Mr. Clive Betts (Sheffield, Attercliffe) : Will the right hon. Gentleman give way ?

Mr. Gummer : No, I shall finish this. Given how well the hon. Gentleman did with the accounting for the student games, he should listen to a bit of accounting, because it is important in this situation.

The £5 billion can only not count towards the PSBR if £5 billion is deducted from spending on housing somewhere else. If that is the case, not only will the amount of money spent on housing not be increased, but it will be decreased, because the money that is given to the housing associations levers in another 40 per cent. on top of the money that is being spent.

Mr. Straw : Will the right hon. Gentleman give way ?

Mr. Gummer : No, I shall finish talking about the PSBR before I give way. I shall be happy to give way, but I must finish this little bit first.

I ask the hon. Gentleman a direct question. Is the £5,000 million in addition, and if so, what will be cut from the PSBR in order to accommodate it ? If it is not housing that will be cut, what other sections of the welfare state would be reduced if the Labour party came to power and took that numerically ignorant view of the PSBR ?

◆ ◆ ◆ ◆ ◆ ◆ ◆

**Written request a:**
In the debate excerpt, how much extra money does Mr. Gummer say the money given to housing associations levers in?

**The input:**
◆ ◆ ◆ ◆ ◆ ◆ ◆

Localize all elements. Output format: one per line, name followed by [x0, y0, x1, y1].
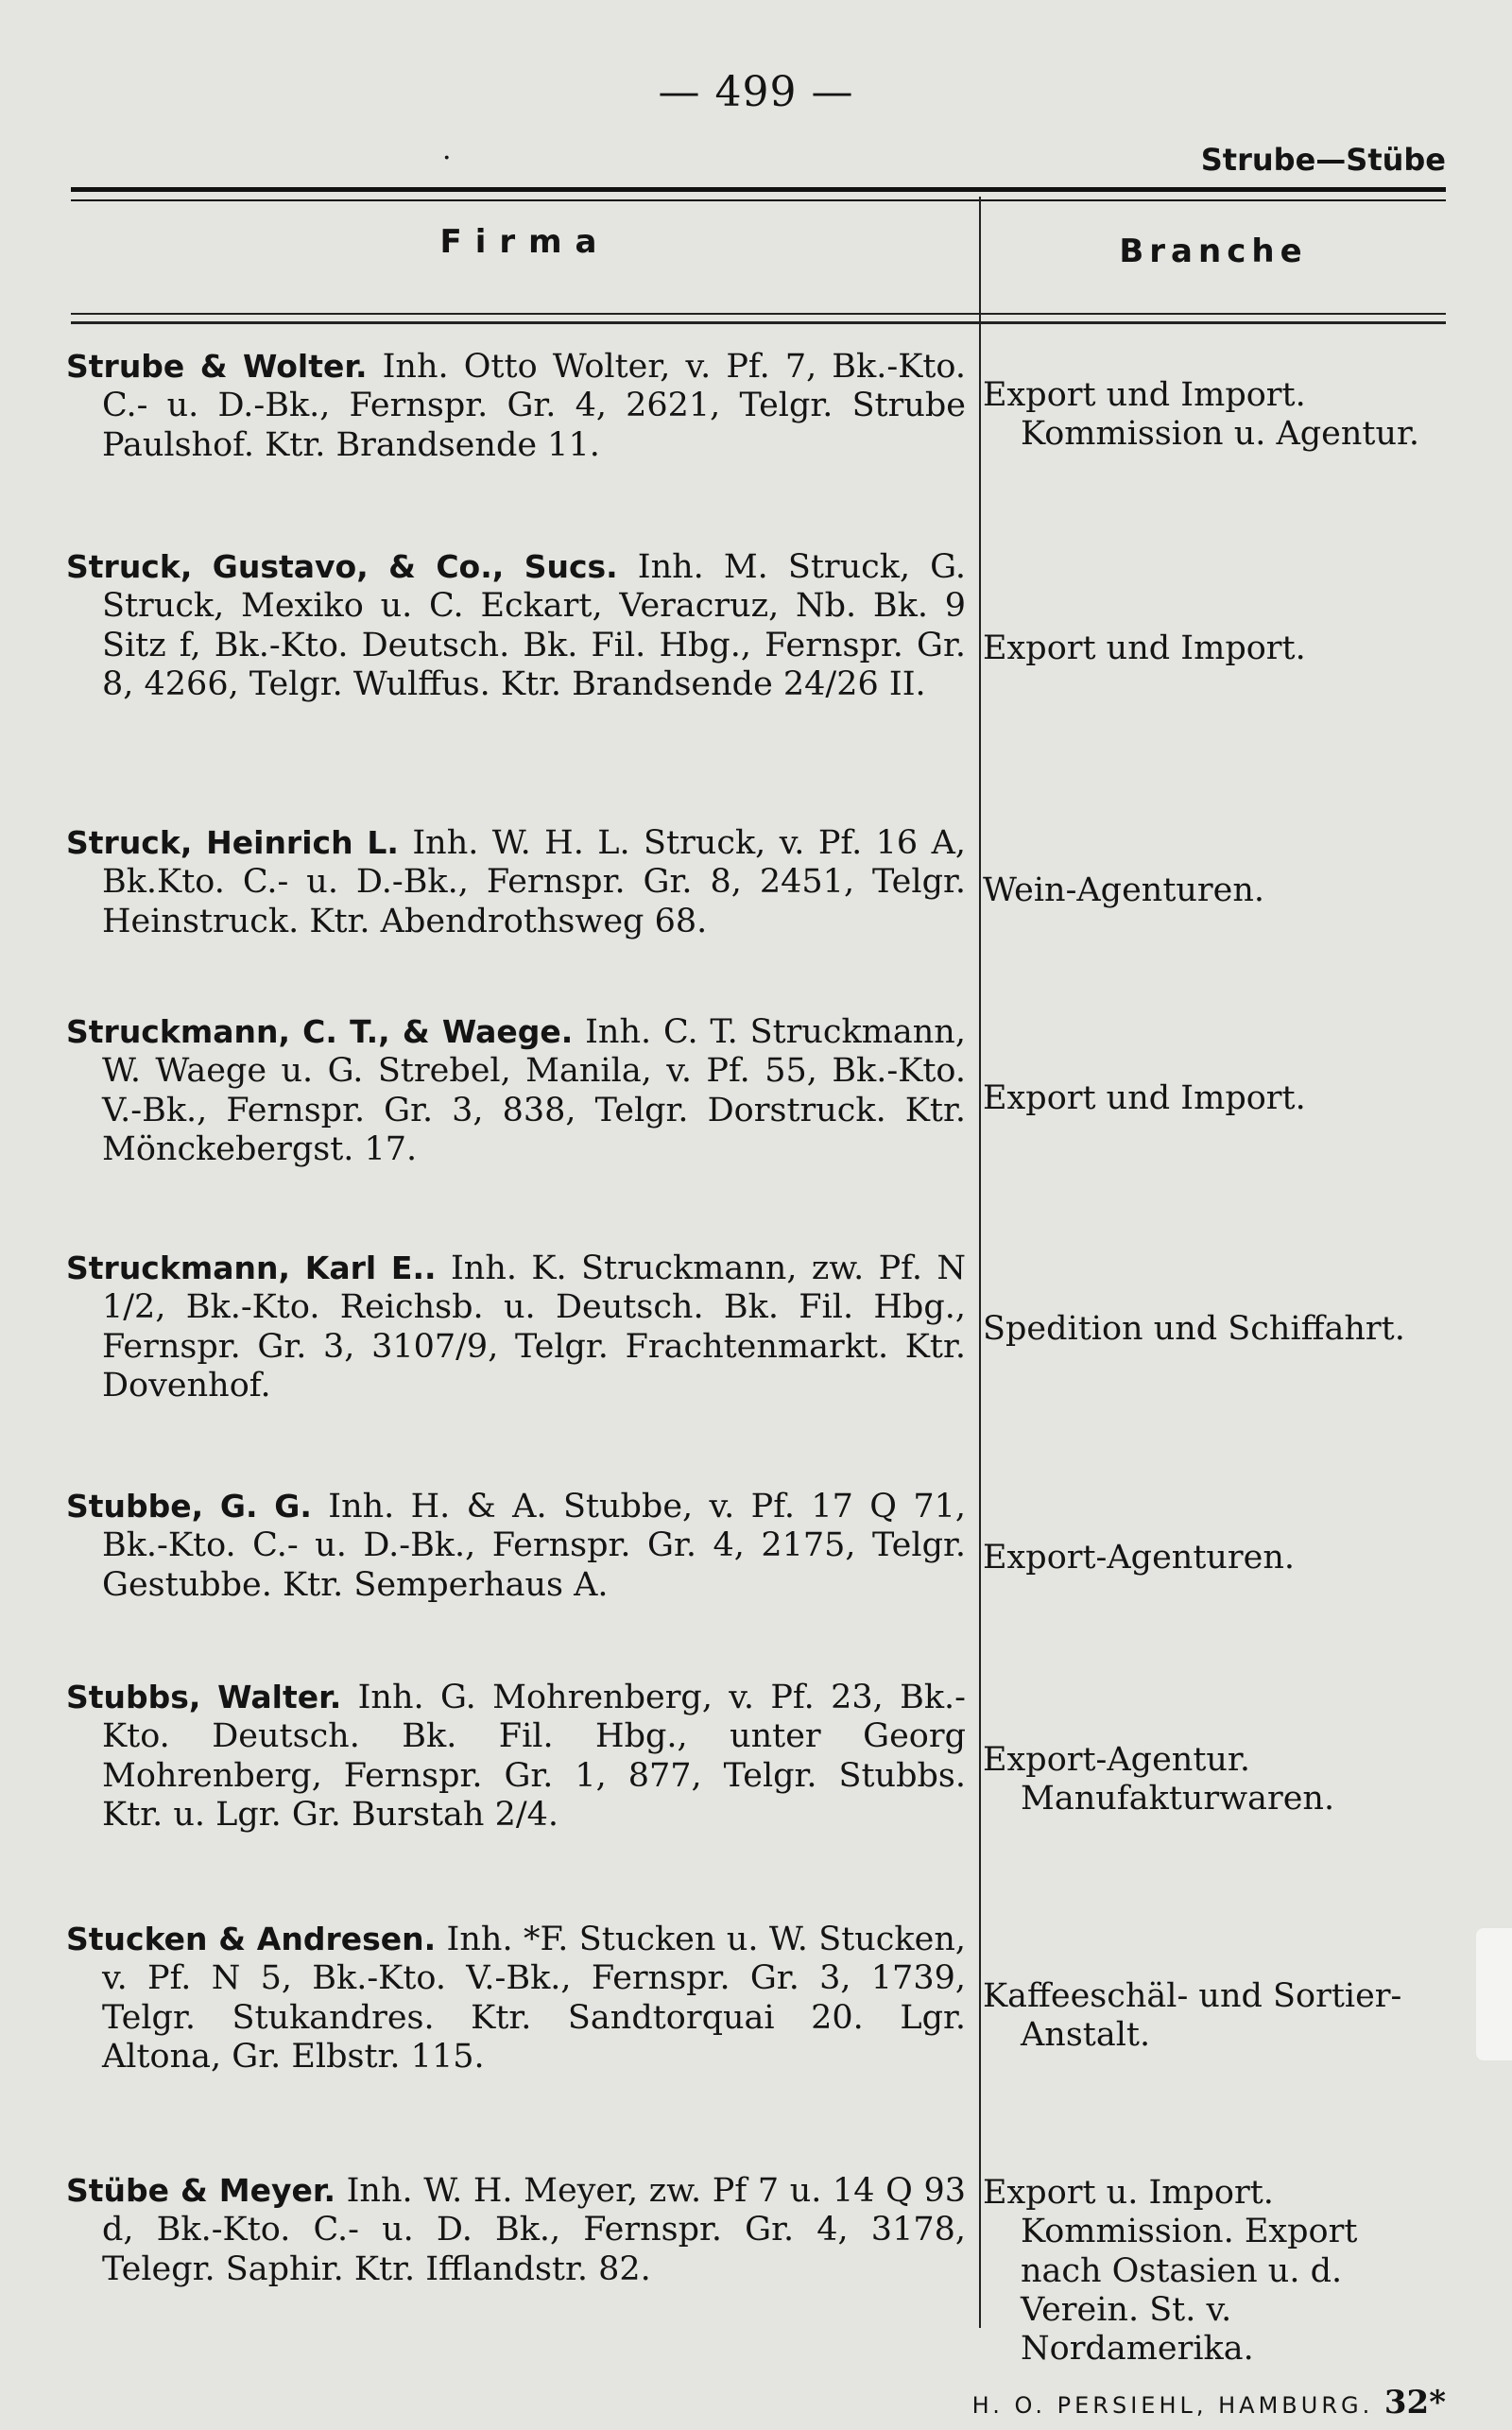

◆ ◆ ◆ ◆ ◆ ◆ ◆

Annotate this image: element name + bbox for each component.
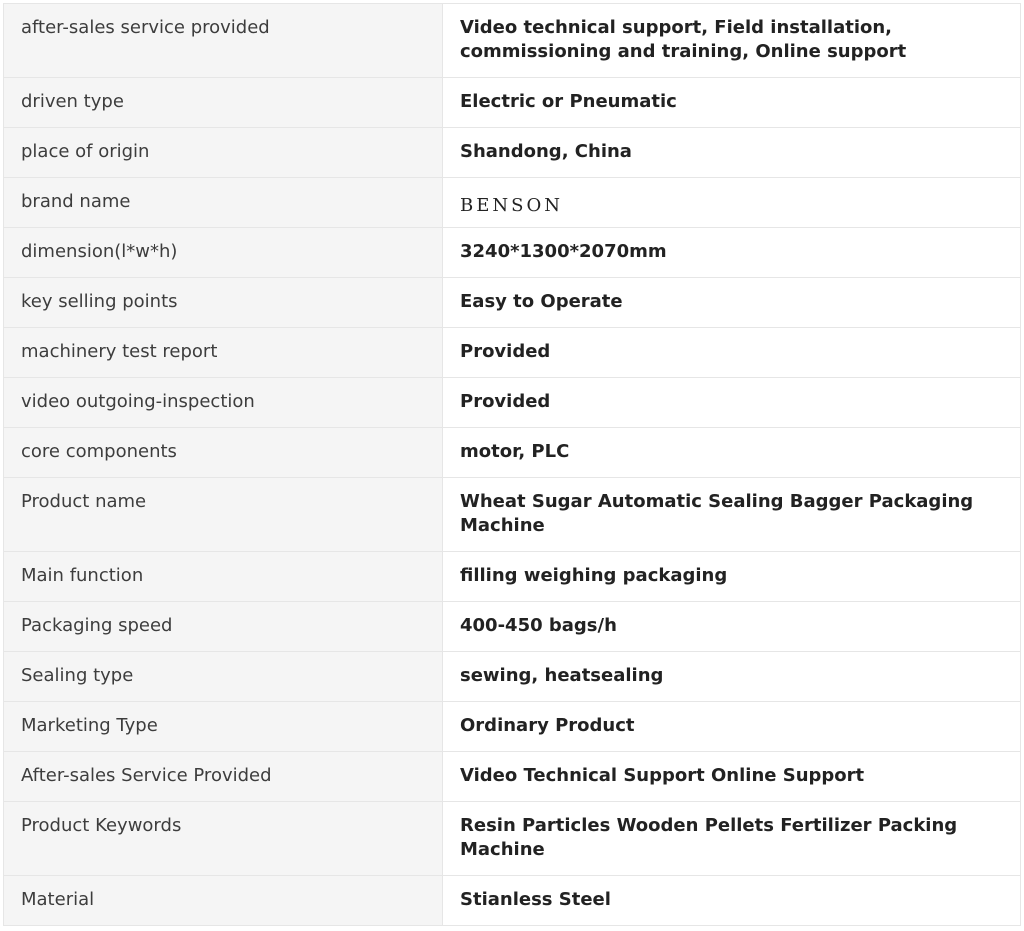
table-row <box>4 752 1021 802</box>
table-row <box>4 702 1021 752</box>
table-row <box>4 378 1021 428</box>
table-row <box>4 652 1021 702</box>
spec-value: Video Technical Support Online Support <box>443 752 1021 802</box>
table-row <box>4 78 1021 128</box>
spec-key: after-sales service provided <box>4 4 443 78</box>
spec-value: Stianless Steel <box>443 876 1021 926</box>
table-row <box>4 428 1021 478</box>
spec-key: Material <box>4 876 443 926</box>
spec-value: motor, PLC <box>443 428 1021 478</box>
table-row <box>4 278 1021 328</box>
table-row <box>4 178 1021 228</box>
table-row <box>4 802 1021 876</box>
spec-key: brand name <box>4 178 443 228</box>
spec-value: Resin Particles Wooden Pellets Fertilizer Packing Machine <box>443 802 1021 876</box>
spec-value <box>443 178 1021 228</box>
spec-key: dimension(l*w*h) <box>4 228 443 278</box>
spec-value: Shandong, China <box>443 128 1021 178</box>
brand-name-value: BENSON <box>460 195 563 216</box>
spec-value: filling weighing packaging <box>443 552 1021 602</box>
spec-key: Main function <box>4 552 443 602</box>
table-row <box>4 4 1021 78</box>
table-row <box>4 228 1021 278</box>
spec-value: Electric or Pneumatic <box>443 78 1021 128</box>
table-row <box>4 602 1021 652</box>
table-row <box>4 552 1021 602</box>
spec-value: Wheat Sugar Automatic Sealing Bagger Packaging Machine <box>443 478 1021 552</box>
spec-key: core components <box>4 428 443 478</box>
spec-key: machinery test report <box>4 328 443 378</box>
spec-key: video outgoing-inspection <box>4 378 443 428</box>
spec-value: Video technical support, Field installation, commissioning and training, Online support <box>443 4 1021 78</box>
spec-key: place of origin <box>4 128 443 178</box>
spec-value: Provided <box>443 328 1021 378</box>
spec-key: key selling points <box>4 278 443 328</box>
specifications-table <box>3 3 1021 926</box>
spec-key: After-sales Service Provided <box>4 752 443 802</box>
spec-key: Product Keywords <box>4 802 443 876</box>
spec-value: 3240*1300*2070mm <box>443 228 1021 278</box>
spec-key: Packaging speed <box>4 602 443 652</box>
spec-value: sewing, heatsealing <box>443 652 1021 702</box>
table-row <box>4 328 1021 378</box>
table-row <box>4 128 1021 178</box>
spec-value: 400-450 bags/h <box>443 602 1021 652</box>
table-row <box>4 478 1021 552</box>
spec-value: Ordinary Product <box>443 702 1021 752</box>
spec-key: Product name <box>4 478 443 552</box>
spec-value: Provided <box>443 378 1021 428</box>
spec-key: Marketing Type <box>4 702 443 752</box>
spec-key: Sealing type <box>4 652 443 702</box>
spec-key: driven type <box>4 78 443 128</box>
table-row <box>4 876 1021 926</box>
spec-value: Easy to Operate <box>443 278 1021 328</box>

◆ ◆ ◆ ◆ ◆ ◆ ◆

**Written request b:**
Reproduce the listing lines from the one containing "Annotate this image: element" to the one containing "spec-value: motor, PLC", both included, and omit the pictures.

**Correct output a:**
It levers in another 40 per cent on top of the money being spent.

**Correct output b:**
Annotate this image: element name + bbox for each component.
table-row <box>4 752 1021 802</box>
table-row <box>4 702 1021 752</box>
table-row <box>4 378 1021 428</box>
table-row <box>4 652 1021 702</box>
spec-value: Video Technical Support Online Support <box>443 752 1021 802</box>
table-row <box>4 78 1021 128</box>
spec-key: after-sales service provided <box>4 4 443 78</box>
spec-value: Stianless Steel <box>443 876 1021 926</box>
table-row <box>4 428 1021 478</box>
spec-key: Material <box>4 876 443 926</box>
spec-value: motor, PLC <box>443 428 1021 478</box>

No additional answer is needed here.